Which lines contain the word "listrik"? Return each of them as written.

Entries from a dataset
§

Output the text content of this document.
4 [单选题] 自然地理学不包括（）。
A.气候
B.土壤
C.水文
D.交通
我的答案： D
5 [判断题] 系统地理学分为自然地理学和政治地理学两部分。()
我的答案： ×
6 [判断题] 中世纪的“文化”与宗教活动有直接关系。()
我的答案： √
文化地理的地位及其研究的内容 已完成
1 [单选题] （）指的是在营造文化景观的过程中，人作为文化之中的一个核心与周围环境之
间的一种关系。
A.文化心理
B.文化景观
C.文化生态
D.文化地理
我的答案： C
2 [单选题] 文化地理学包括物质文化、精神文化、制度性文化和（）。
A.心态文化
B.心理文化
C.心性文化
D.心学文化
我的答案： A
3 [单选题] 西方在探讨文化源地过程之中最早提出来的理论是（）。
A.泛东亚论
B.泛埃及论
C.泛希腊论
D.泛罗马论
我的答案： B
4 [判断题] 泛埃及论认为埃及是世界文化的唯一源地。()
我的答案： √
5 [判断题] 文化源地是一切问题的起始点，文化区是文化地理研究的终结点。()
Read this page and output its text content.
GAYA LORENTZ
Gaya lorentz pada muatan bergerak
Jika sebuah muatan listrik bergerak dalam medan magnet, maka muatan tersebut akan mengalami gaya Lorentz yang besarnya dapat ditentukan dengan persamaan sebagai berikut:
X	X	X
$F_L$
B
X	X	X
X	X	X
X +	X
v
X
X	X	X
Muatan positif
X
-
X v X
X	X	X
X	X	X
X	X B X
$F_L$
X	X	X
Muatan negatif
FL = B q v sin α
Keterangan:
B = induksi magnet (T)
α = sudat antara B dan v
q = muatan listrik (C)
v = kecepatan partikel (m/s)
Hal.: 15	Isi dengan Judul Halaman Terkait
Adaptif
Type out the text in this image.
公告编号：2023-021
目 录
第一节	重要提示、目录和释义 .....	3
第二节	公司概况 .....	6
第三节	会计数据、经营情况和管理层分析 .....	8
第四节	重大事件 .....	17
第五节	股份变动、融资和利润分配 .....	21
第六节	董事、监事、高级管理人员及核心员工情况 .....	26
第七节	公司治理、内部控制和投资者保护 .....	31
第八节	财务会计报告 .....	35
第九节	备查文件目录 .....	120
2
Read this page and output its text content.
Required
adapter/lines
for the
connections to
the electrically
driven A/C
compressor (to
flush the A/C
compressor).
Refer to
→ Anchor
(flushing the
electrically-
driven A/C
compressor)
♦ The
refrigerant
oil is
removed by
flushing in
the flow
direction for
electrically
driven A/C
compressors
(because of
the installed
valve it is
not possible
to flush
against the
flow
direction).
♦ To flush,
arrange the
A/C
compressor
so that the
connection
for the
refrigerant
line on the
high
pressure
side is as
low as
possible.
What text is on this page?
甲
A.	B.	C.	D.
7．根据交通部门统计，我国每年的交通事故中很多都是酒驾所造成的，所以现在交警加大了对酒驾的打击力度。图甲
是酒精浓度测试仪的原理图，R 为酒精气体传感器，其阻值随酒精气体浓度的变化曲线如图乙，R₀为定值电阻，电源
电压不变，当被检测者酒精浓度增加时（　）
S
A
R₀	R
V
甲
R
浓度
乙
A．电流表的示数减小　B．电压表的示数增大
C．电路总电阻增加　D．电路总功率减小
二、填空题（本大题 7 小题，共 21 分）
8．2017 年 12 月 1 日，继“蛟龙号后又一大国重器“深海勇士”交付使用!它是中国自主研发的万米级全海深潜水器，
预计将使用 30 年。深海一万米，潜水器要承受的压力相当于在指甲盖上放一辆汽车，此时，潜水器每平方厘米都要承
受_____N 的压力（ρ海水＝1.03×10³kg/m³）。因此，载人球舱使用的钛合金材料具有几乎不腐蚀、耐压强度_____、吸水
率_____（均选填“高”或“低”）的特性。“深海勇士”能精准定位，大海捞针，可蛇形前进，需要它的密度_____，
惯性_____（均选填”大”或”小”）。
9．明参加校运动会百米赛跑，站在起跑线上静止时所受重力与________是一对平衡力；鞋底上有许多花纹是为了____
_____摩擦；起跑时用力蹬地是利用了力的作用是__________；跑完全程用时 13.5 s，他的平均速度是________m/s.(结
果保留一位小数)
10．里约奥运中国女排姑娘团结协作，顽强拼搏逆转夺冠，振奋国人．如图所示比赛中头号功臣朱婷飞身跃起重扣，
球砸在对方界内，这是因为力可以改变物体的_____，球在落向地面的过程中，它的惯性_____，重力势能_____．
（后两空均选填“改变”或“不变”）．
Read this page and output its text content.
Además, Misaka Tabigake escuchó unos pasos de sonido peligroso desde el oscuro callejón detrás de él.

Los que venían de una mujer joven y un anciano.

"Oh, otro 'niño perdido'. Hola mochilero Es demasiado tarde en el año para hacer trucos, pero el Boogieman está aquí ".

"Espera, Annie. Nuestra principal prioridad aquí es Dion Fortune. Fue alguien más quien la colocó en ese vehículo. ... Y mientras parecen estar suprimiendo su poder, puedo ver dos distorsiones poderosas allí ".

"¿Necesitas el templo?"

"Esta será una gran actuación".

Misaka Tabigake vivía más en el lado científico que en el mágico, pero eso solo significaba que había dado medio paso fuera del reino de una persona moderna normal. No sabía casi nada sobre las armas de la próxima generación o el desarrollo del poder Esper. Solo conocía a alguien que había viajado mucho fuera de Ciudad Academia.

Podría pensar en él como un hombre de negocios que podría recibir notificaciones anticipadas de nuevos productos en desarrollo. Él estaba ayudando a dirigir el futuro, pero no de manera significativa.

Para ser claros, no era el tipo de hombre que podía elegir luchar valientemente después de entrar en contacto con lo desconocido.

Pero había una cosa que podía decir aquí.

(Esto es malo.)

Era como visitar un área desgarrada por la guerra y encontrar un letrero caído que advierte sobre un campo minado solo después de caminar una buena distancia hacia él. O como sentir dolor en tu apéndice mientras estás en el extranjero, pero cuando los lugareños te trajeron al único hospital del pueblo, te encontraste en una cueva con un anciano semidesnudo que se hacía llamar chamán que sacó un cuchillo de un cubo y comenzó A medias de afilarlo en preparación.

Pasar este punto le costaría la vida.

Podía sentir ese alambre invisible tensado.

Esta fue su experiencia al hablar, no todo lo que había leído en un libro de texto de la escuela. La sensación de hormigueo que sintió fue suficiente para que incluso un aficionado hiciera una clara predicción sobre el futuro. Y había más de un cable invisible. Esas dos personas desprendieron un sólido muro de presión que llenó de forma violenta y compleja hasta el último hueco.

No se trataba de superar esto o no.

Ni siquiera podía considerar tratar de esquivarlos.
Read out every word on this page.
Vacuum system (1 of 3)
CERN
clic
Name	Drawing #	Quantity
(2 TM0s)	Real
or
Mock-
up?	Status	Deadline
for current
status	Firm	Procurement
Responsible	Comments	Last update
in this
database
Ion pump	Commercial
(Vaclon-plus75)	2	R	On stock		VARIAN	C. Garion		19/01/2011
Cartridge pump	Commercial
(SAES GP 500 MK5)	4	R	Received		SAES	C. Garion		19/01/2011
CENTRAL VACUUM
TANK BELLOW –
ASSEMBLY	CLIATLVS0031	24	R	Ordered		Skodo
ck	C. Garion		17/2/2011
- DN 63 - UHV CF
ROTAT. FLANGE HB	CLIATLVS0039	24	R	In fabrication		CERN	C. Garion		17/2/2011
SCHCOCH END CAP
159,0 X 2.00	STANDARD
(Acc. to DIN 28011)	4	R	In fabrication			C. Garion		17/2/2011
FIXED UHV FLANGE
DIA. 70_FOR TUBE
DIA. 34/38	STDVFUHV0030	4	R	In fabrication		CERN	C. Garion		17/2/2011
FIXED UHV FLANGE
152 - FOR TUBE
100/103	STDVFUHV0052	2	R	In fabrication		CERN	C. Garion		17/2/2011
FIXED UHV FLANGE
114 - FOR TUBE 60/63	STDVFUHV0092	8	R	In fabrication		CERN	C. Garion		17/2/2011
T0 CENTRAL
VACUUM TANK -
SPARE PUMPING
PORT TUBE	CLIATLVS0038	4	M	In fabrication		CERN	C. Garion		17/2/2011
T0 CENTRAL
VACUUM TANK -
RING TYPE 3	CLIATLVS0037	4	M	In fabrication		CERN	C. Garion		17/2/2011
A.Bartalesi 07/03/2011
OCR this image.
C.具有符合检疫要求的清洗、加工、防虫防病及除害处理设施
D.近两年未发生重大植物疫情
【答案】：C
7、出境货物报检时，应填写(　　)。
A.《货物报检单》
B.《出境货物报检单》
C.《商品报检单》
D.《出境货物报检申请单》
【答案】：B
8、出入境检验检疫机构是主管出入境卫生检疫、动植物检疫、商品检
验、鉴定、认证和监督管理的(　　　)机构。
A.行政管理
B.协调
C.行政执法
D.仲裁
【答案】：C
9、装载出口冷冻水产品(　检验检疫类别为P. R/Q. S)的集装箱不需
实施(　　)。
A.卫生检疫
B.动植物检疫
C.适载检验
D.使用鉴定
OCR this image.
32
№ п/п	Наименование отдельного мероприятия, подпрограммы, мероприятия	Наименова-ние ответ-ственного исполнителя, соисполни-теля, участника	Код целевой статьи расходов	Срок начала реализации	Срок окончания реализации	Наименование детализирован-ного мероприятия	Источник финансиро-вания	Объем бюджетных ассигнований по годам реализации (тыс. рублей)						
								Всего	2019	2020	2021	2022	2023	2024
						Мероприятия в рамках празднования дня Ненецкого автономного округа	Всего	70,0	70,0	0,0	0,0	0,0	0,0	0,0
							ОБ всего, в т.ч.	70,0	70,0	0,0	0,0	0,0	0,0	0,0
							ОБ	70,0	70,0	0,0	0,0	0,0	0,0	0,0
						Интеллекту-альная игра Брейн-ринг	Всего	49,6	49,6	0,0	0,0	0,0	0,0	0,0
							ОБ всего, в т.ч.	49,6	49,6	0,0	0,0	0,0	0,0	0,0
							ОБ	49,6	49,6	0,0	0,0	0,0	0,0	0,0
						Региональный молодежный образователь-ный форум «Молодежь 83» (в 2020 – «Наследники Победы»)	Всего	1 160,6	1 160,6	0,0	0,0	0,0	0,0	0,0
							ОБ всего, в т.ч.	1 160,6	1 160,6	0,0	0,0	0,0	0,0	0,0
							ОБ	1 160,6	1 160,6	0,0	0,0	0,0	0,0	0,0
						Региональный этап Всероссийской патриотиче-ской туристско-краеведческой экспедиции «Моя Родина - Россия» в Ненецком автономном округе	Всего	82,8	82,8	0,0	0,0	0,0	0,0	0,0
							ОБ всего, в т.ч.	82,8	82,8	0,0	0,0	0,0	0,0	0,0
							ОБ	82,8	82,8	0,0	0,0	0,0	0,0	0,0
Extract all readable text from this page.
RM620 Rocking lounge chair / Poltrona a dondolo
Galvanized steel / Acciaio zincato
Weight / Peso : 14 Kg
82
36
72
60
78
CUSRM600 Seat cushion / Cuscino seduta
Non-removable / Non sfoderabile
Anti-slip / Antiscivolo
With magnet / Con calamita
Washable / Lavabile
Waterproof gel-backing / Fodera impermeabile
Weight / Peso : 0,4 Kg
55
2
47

§

## The answer
Jika sebuah muatan listrik bergerak dalam medan magnet, maka muatan tersebut akan mengalami gaya Lorentz yang besarnya dapat ditentukan dengan persamaan sebagai berikut:
q = muatan listrik (C)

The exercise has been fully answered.